Task objective » Reproduce each record below exactly as written.

━━ Available records ━━

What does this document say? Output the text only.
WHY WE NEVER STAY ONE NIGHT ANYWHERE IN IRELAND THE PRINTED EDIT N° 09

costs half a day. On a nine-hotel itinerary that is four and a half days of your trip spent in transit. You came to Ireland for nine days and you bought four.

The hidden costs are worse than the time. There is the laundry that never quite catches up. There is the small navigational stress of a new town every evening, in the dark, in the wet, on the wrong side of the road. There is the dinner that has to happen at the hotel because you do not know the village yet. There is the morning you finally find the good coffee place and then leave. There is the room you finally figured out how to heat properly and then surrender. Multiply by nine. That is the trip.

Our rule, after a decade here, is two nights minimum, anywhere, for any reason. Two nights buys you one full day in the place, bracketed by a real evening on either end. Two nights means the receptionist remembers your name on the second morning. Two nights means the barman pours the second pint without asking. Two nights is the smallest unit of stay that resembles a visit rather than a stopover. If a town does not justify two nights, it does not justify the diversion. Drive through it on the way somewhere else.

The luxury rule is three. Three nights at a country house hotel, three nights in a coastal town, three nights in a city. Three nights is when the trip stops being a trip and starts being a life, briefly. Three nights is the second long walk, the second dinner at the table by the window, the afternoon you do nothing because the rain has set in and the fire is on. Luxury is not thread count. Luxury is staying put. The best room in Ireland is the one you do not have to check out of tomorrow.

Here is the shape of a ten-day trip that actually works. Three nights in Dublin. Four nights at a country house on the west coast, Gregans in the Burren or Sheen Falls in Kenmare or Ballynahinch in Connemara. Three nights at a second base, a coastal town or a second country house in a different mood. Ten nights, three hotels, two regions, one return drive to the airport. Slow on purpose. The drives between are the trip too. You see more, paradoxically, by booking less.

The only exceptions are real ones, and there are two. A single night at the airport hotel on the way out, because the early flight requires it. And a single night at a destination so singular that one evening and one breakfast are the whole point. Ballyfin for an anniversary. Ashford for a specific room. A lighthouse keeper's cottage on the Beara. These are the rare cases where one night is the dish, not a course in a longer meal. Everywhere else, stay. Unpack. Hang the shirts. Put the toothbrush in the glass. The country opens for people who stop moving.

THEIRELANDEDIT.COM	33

━━━

Complete response »
What does this document say? Output the text only.
WHY WE NEVER STAY ONE NIGHT ANYWHERE IN IRELAND THE PRINTED EDIT N° 09

costs half a day. On a nine-hotel itinerary that is four and a half days of your trip spent in transit. You came to Ireland for nine days and you bought four.

The hidden costs are worse than the time. There is the laundry that never quite catches up. There is the small navigational stress of a new town every evening, in the dark, in the wet, on the wrong side of the road. There is the dinner that has to happen at the hotel because you do not know the village yet. There is the morning you finally find the good coffee place and then leave. There is the room you finally figured out how to heat properly and then surrender. Multiply by nine. That is the trip.

Our rule, after a decade here, is two nights minimum, anywhere, for any reason. Two nights buys you one full day in the place, bracketed by a real evening on either end. Two nights means the receptionist remembers your name on the second morning. Two nights means the barman pours the second pint without asking. Two nights is the smallest unit of stay that resembles a visit rather than a stopover. If a town does not justify two nights, it does not justify the diversion. Drive through it on the way somewhere else.

The luxury rule is three. Three nights at a country house hotel, three nights in a coastal town, three nights in a city. Three nights is when the trip stops being a trip and starts being a life, briefly. Three nights is the second long walk, the second dinner at the table by the window, the afternoon you do nothing because the rain has set in and the fire is on. Luxury is not thread count. Luxury is staying put. The best room in Ireland is the one you do not have to check out of tomorrow.

Here is the shape of a ten-day trip that actually works. Three nights in Dublin. Four nights at a country house on the west coast, Gregans in the Burren or Sheen Falls in Kenmare or Ballynahinch in Connemara. Three nights at a second base, a coastal town or a second country house in a different mood. Ten nights, three hotels, two regions, one return drive to the airport. Slow on purpose. The drives between are the trip too. You see more, paradoxically, by booking less.

The only exceptions are real ones, and there are two. A single night at the airport hotel on the way out, because the early flight requires it. And a single night at a destination so singular that one evening and one breakfast are the whole point. Ballyfin for an anniversary. Ashford for a specific room. A lighthouse keeper's cottage on the Beara. These are the rare cases where one night is the dish, not a course in a longer meal. Everywhere else, stay. Unpack. Hang the shirts. Put the toothbrush in the glass. The country opens for people who stop moving.

THEIRELANDEDIT.COM	33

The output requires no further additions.